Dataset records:
• • • • • • •

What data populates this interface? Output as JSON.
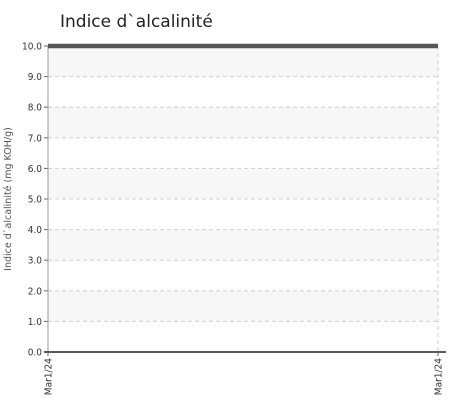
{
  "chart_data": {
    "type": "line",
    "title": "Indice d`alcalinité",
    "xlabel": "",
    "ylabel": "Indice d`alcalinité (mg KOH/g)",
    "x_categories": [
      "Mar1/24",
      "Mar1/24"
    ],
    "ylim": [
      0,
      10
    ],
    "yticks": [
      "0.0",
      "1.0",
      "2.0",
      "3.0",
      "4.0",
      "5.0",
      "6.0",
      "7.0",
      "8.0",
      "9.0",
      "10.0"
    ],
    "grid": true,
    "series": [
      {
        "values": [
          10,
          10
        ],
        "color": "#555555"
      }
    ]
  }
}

• • • • • • •

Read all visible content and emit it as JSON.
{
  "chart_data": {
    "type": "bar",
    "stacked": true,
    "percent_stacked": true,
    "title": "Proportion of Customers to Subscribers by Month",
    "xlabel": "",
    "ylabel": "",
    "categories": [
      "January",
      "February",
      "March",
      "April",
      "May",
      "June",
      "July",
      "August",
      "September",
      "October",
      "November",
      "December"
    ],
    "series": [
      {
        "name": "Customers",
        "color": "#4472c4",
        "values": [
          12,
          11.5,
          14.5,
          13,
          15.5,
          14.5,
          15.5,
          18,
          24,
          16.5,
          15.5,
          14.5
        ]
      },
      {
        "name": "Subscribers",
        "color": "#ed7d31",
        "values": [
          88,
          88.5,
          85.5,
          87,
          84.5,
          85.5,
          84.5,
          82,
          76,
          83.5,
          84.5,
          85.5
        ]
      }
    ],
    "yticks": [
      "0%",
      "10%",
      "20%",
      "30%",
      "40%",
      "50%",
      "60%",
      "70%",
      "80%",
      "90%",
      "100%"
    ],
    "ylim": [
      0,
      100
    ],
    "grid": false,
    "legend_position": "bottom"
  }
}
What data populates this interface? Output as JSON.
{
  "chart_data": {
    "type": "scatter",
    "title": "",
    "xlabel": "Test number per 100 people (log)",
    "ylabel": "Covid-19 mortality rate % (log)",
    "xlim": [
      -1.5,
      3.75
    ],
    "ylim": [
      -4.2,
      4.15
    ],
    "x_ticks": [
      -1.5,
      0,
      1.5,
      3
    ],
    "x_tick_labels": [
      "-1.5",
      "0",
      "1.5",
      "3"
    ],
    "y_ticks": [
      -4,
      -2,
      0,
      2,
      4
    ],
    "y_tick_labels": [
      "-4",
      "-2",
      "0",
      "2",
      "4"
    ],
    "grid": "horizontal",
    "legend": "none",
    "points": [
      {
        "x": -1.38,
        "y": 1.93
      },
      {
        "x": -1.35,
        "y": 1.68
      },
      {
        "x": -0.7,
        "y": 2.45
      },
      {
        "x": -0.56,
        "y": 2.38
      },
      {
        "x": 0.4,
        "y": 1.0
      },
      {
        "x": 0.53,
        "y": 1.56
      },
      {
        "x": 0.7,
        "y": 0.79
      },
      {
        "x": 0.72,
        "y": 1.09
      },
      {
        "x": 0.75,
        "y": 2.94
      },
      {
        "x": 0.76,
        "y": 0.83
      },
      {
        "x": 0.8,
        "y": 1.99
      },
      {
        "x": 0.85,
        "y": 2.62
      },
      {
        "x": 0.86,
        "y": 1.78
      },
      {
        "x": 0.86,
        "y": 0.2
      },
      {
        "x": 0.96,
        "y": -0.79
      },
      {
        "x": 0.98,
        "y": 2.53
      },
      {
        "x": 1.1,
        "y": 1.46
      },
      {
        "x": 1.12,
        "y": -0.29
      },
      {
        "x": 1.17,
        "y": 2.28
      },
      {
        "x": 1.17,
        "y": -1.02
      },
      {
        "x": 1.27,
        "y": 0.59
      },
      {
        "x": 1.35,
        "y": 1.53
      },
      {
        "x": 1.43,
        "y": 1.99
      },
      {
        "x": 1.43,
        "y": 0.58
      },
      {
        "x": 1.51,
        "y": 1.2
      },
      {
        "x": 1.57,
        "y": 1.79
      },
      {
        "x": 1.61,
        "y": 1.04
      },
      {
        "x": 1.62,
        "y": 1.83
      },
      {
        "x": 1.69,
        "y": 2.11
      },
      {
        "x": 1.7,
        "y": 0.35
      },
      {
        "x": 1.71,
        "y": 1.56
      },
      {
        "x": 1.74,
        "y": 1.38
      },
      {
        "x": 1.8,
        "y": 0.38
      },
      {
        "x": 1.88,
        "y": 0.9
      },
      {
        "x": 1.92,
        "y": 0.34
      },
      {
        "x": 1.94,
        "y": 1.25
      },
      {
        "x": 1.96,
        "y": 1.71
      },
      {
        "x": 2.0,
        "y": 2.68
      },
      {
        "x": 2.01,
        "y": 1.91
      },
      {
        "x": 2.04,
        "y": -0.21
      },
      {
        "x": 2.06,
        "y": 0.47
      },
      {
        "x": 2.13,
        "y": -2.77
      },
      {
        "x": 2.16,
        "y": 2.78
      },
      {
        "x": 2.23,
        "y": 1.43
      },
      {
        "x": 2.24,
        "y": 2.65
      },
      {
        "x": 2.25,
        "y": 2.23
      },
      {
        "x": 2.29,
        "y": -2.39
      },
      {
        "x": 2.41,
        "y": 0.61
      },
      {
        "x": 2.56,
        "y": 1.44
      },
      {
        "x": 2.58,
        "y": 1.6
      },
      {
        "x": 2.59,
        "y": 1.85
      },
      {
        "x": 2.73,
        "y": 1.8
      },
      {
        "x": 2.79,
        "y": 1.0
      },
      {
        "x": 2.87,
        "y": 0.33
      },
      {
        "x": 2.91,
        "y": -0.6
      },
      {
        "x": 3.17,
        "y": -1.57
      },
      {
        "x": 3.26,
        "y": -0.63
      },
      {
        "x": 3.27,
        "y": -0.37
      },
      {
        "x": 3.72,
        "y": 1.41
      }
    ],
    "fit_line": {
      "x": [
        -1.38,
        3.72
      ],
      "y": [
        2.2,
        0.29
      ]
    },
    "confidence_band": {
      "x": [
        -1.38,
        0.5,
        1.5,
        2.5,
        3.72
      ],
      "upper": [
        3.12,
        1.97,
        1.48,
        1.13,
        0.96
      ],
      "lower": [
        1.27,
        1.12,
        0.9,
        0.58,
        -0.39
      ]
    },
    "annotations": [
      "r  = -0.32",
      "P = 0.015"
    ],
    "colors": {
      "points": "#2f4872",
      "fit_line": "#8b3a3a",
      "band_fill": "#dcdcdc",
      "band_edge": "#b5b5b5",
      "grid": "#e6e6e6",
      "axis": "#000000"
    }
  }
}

• • • • • • •

§ WHAT YOU NEED TO DO
Using the listing above, work out how many of its lines include "ylabel", and give only the result.

§ FINAL RESULT
3